What this task involves: Return the material word for word. Do not include the pictures.
___ Provided records ___
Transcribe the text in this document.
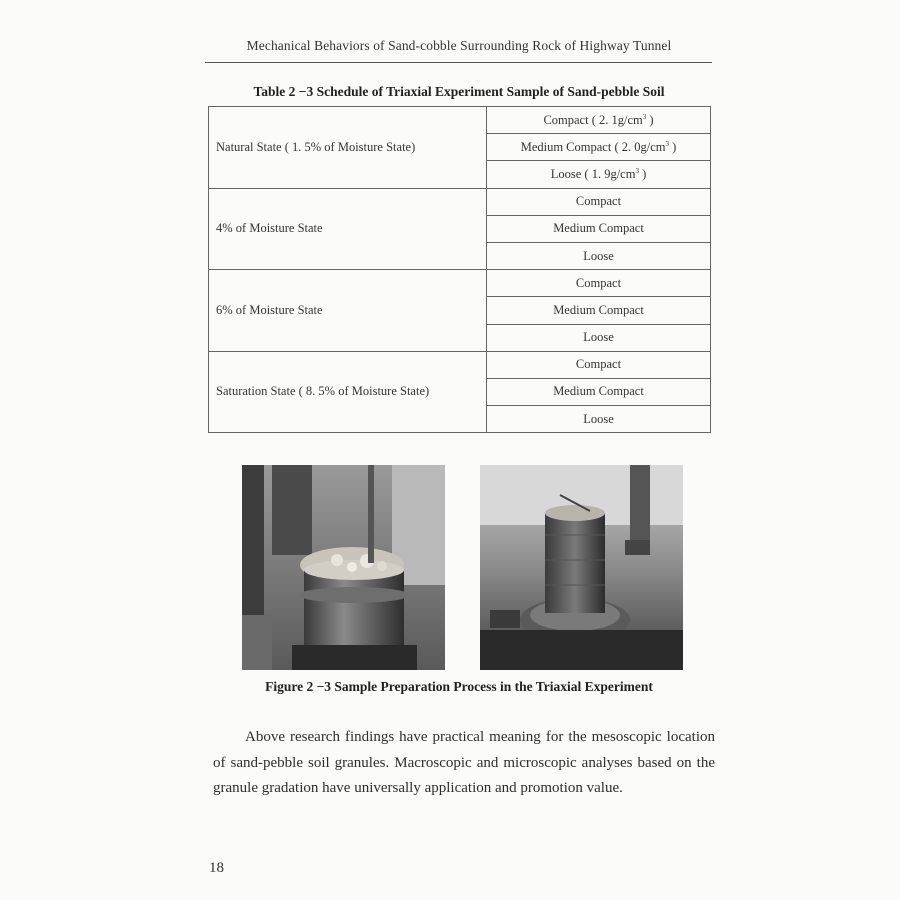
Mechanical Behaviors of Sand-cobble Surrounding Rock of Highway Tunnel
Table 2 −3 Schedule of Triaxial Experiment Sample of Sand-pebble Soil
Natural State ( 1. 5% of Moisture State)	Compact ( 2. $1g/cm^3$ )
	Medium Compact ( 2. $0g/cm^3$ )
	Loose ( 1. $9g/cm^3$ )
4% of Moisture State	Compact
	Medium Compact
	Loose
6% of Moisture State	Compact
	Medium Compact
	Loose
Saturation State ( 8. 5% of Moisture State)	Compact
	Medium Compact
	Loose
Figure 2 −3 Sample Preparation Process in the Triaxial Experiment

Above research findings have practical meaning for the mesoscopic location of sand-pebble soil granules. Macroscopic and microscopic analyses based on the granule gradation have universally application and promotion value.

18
___
Correct result:
Transcribe the text in this document.
Mechanical Behaviors of Sand-cobble Surrounding Rock of Highway Tunnel
Table 2 −3 Schedule of Triaxial Experiment Sample of Sand-pebble Soil
Natural State ( 1. 5% of Moisture State)	Compact ( 2. $1g/cm^3$ )
	Medium Compact ( 2. $0g/cm^3$ )
	Loose ( 1. $9g/cm^3$ )
4% of Moisture State	Compact
	Medium Compact
	Loose
6% of Moisture State	Compact
	Medium Compact
	Loose
Saturation State ( 8. 5% of Moisture State)	Compact
	Medium Compact
	Loose
Figure 2 −3 Sample Preparation Process in the Triaxial Experiment

Above research findings have practical meaning for the mesoscopic location of sand-pebble soil granules. Macroscopic and microscopic analyses based on the granule gradation have universally application and promotion value.

18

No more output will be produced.